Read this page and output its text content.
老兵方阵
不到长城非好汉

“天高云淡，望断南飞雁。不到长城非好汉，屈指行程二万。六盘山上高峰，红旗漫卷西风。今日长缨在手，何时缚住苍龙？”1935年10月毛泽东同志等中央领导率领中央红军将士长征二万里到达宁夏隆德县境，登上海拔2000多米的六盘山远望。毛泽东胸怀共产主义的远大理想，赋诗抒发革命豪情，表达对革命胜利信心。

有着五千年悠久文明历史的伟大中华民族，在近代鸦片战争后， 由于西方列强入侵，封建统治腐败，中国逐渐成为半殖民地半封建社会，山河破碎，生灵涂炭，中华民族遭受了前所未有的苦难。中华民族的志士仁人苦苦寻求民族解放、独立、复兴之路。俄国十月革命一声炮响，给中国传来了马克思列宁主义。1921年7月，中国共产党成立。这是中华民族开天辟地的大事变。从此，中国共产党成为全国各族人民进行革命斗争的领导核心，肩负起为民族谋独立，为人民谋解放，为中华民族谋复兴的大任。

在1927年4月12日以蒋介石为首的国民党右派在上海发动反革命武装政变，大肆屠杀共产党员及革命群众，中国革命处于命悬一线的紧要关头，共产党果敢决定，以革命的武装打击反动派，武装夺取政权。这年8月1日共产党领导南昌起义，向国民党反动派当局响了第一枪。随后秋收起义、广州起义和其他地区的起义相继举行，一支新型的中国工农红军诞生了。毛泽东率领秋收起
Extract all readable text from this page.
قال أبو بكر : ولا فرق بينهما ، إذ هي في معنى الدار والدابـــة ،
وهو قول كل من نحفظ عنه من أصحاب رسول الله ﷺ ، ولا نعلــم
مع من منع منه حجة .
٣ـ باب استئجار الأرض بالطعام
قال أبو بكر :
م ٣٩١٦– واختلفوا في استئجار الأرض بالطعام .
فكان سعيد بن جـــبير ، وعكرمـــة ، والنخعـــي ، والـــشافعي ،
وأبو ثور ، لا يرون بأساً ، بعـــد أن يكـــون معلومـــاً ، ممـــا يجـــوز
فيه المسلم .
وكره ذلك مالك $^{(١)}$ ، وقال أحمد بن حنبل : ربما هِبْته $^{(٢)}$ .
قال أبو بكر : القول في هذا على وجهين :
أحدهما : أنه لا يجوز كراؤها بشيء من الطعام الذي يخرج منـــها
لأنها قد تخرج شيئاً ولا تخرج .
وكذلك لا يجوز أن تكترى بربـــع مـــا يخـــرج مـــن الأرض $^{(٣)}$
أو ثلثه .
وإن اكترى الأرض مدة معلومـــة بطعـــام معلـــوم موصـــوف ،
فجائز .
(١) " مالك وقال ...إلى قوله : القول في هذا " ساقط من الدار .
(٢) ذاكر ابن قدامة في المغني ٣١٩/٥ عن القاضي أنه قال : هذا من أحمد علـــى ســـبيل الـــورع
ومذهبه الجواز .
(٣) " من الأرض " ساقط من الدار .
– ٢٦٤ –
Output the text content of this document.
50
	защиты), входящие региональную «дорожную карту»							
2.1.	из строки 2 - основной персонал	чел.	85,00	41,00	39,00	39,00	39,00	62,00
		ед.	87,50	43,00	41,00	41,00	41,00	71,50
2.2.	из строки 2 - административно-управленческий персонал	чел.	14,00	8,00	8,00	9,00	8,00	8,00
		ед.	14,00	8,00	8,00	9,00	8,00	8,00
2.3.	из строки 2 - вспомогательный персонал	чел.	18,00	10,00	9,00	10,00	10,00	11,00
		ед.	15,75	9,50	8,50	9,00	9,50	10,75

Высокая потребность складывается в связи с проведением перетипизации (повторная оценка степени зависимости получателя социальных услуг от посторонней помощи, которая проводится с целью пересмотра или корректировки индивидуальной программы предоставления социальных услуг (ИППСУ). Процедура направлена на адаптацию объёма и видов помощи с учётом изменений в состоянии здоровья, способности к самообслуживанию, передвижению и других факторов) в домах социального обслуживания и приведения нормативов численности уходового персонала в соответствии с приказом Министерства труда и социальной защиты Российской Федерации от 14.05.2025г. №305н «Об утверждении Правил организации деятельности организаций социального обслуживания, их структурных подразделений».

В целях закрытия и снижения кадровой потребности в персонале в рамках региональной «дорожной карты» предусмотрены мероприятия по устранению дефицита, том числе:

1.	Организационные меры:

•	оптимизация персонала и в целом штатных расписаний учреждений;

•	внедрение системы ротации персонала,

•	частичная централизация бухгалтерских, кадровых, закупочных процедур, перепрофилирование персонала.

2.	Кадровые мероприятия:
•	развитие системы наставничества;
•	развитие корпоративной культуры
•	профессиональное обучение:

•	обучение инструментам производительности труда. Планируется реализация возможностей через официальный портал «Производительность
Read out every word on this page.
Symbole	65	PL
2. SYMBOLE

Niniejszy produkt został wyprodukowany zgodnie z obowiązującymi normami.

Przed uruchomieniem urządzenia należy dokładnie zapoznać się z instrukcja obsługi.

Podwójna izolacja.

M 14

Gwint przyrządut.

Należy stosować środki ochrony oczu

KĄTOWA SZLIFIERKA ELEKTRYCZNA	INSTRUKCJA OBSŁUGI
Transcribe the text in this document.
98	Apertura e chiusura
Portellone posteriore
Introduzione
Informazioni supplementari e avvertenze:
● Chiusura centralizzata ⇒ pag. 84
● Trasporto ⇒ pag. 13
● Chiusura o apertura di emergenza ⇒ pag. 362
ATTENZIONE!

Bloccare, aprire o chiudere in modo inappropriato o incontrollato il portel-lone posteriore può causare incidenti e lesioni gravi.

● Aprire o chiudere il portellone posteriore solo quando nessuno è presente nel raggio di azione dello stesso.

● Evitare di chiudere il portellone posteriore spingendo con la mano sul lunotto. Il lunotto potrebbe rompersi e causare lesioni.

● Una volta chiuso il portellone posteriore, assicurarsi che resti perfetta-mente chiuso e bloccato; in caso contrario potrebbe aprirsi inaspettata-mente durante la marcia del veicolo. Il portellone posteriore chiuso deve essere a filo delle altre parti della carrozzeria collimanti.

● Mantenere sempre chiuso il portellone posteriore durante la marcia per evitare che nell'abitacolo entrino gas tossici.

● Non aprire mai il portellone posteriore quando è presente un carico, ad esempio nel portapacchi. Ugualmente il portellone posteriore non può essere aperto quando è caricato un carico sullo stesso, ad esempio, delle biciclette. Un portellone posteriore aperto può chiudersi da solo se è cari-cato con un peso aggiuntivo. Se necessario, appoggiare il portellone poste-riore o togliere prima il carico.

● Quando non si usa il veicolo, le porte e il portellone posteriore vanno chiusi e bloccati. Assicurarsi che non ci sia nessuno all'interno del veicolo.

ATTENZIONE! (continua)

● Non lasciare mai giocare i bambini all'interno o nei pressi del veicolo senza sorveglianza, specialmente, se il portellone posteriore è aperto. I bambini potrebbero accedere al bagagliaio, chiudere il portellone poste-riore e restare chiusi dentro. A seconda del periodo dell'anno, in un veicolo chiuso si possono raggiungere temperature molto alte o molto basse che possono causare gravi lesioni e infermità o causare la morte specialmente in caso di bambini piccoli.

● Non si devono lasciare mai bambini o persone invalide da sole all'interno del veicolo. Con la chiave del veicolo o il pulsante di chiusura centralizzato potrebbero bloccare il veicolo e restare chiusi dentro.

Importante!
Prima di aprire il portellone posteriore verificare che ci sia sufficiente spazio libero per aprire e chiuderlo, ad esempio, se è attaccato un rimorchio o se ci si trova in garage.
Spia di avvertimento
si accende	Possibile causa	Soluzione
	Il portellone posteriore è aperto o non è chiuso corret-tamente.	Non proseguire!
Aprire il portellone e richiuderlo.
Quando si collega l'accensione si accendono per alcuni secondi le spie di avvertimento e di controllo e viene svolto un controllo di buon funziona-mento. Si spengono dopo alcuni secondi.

--- EXERCISE GOAL ---
Extract the complete set of records unchanged.

--- CORRECT RESULT ---
Read this page and output its text content.
老兵方阵
不到长城非好汉

“天高云淡，望断南飞雁。不到长城非好汉，屈指行程二万。六盘山上高峰，红旗漫卷西风。今日长缨在手，何时缚住苍龙？”1935年10月毛泽东同志等中央领导率领中央红军将士长征二万里到达宁夏隆德县境，登上海拔2000多米的六盘山远望。毛泽东胸怀共产主义的远大理想，赋诗抒发革命豪情，表达对革命胜利信心。

有着五千年悠久文明历史的伟大中华民族，在近代鸦片战争后， 由于西方列强入侵，封建统治腐败，中国逐渐成为半殖民地半封建社会，山河破碎，生灵涂炭，中华民族遭受了前所未有的苦难。中华民族的志士仁人苦苦寻求民族解放、独立、复兴之路。俄国十月革命一声炮响，给中国传来了马克思列宁主义。1921年7月，中国共产党成立。这是中华民族开天辟地的大事变。从此，中国共产党成为全国各族人民进行革命斗争的领导核心，肩负起为民族谋独立，为人民谋解放，为中华民族谋复兴的大任。

在1927年4月12日以蒋介石为首的国民党右派在上海发动反革命武装政变，大肆屠杀共产党员及革命群众，中国革命处于命悬一线的紧要关头，共产党果敢决定，以革命的武装打击反动派，武装夺取政权。这年8月1日共产党领导南昌起义，向国民党反动派当局响了第一枪。随后秋收起义、广州起义和其他地区的起义相继举行，一支新型的中国工农红军诞生了。毛泽东率领秋收起
Extract all readable text from this page.
قال أبو بكر : ولا فرق بينهما ، إذ هي في معنى الدار والدابـــة ،
وهو قول كل من نحفظ عنه من أصحاب رسول الله ﷺ ، ولا نعلــم
مع من منع منه حجة .
٣ـ باب استئجار الأرض بالطعام
قال أبو بكر :
م ٣٩١٦– واختلفوا في استئجار الأرض بالطعام .
فكان سعيد بن جـــبير ، وعكرمـــة ، والنخعـــي ، والـــشافعي ،
وأبو ثور ، لا يرون بأساً ، بعـــد أن يكـــون معلومـــاً ، ممـــا يجـــوز
فيه المسلم .
وكره ذلك مالك $^{(١)}$ ، وقال أحمد بن حنبل : ربما هِبْته $^{(٢)}$ .
قال أبو بكر : القول في هذا على وجهين :
أحدهما : أنه لا يجوز كراؤها بشيء من الطعام الذي يخرج منـــها
لأنها قد تخرج شيئاً ولا تخرج .
وكذلك لا يجوز أن تكترى بربـــع مـــا يخـــرج مـــن الأرض $^{(٣)}$
أو ثلثه .
وإن اكترى الأرض مدة معلومـــة بطعـــام معلـــوم موصـــوف ،
فجائز .
(١) " مالك وقال ...إلى قوله : القول في هذا " ساقط من الدار .
(٢) ذاكر ابن قدامة في المغني ٣١٩/٥ عن القاضي أنه قال : هذا من أحمد علـــى ســـبيل الـــورع
ومذهبه الجواز .
(٣) " من الأرض " ساقط من الدار .
– ٢٦٤ –
Output the text content of this document.
50
	защиты), входящие региональную «дорожную карту»							
2.1.	из строки 2 - основной персонал	чел.	85,00	41,00	39,00	39,00	39,00	62,00
		ед.	87,50	43,00	41,00	41,00	41,00	71,50
2.2.	из строки 2 - административно-управленческий персонал	чел.	14,00	8,00	8,00	9,00	8,00	8,00
		ед.	14,00	8,00	8,00	9,00	8,00	8,00
2.3.	из строки 2 - вспомогательный персонал	чел.	18,00	10,00	9,00	10,00	10,00	11,00
		ед.	15,75	9,50	8,50	9,00	9,50	10,75

Высокая потребность складывается в связи с проведением перетипизации (повторная оценка степени зависимости получателя социальных услуг от посторонней помощи, которая проводится с целью пересмотра или корректировки индивидуальной программы предоставления социальных услуг (ИППСУ). Процедура направлена на адаптацию объёма и видов помощи с учётом изменений в состоянии здоровья, способности к самообслуживанию, передвижению и других факторов) в домах социального обслуживания и приведения нормативов численности уходового персонала в соответствии с приказом Министерства труда и социальной защиты Российской Федерации от 14.05.2025г. №305н «Об утверждении Правил организации деятельности организаций социального обслуживания, их структурных подразделений».

В целях закрытия и снижения кадровой потребности в персонале в рамках региональной «дорожной карты» предусмотрены мероприятия по устранению дефицита, том числе:

1.	Организационные меры:

•	оптимизация персонала и в целом штатных расписаний учреждений;

•	внедрение системы ротации персонала,

•	частичная централизация бухгалтерских, кадровых, закупочных процедур, перепрофилирование персонала.

2.	Кадровые мероприятия:
•	развитие системы наставничества;
•	развитие корпоративной культуры
•	профессиональное обучение:

•	обучение инструментам производительности труда. Планируется реализация возможностей через официальный портал «Производительность
Read out every word on this page.
Symbole	65	PL
2. SYMBOLE

Niniejszy produkt został wyprodukowany zgodnie z obowiązującymi normami.

Przed uruchomieniem urządzenia należy dokładnie zapoznać się z instrukcja obsługi.

Podwójna izolacja.

M 14

Gwint przyrządut.

Należy stosować środki ochrony oczu

KĄTOWA SZLIFIERKA ELEKTRYCZNA	INSTRUKCJA OBSŁUGI
Transcribe the text in this document.
98	Apertura e chiusura
Portellone posteriore
Introduzione
Informazioni supplementari e avvertenze:
● Chiusura centralizzata ⇒ pag. 84
● Trasporto ⇒ pag. 13
● Chiusura o apertura di emergenza ⇒ pag. 362
ATTENZIONE!

Bloccare, aprire o chiudere in modo inappropriato o incontrollato il portel-lone posteriore può causare incidenti e lesioni gravi.

● Aprire o chiudere il portellone posteriore solo quando nessuno è presente nel raggio di azione dello stesso.

● Evitare di chiudere il portellone posteriore spingendo con la mano sul lunotto. Il lunotto potrebbe rompersi e causare lesioni.

● Una volta chiuso il portellone posteriore, assicurarsi che resti perfetta-mente chiuso e bloccato; in caso contrario potrebbe aprirsi inaspettata-mente durante la marcia del veicolo. Il portellone posteriore chiuso deve essere a filo delle altre parti della carrozzeria collimanti.

● Mantenere sempre chiuso il portellone posteriore durante la marcia per evitare che nell'abitacolo entrino gas tossici.

● Non aprire mai il portellone posteriore quando è presente un carico, ad esempio nel portapacchi. Ugualmente il portellone posteriore non può essere aperto quando è caricato un carico sullo stesso, ad esempio, delle biciclette. Un portellone posteriore aperto può chiudersi da solo se è cari-cato con un peso aggiuntivo. Se necessario, appoggiare il portellone poste-riore o togliere prima il carico.

● Quando non si usa il veicolo, le porte e il portellone posteriore vanno chiusi e bloccati. Assicurarsi che non ci sia nessuno all'interno del veicolo.

ATTENZIONE! (continua)

● Non lasciare mai giocare i bambini all'interno o nei pressi del veicolo senza sorveglianza, specialmente, se il portellone posteriore è aperto. I bambini potrebbero accedere al bagagliaio, chiudere il portellone poste-riore e restare chiusi dentro. A seconda del periodo dell'anno, in un veicolo chiuso si possono raggiungere temperature molto alte o molto basse che possono causare gravi lesioni e infermità o causare la morte specialmente in caso di bambini piccoli.

● Non si devono lasciare mai bambini o persone invalide da sole all'interno del veicolo. Con la chiave del veicolo o il pulsante di chiusura centralizzato potrebbero bloccare il veicolo e restare chiusi dentro.

Importante!
Prima di aprire il portellone posteriore verificare che ci sia sufficiente spazio libero per aprire e chiuderlo, ad esempio, se è attaccato un rimorchio o se ci si trova in garage.
Spia di avvertimento
si accende	Possibile causa	Soluzione
	Il portellone posteriore è aperto o non è chiuso corret-tamente.	Non proseguire!
Aprire il portellone e richiuderlo.
Quando si collega l'accensione si accendono per alcuni secondi le spie di avvertimento e di controllo e viene svolto un controllo di buon funziona-mento. Si spengono dopo alcuni secondi.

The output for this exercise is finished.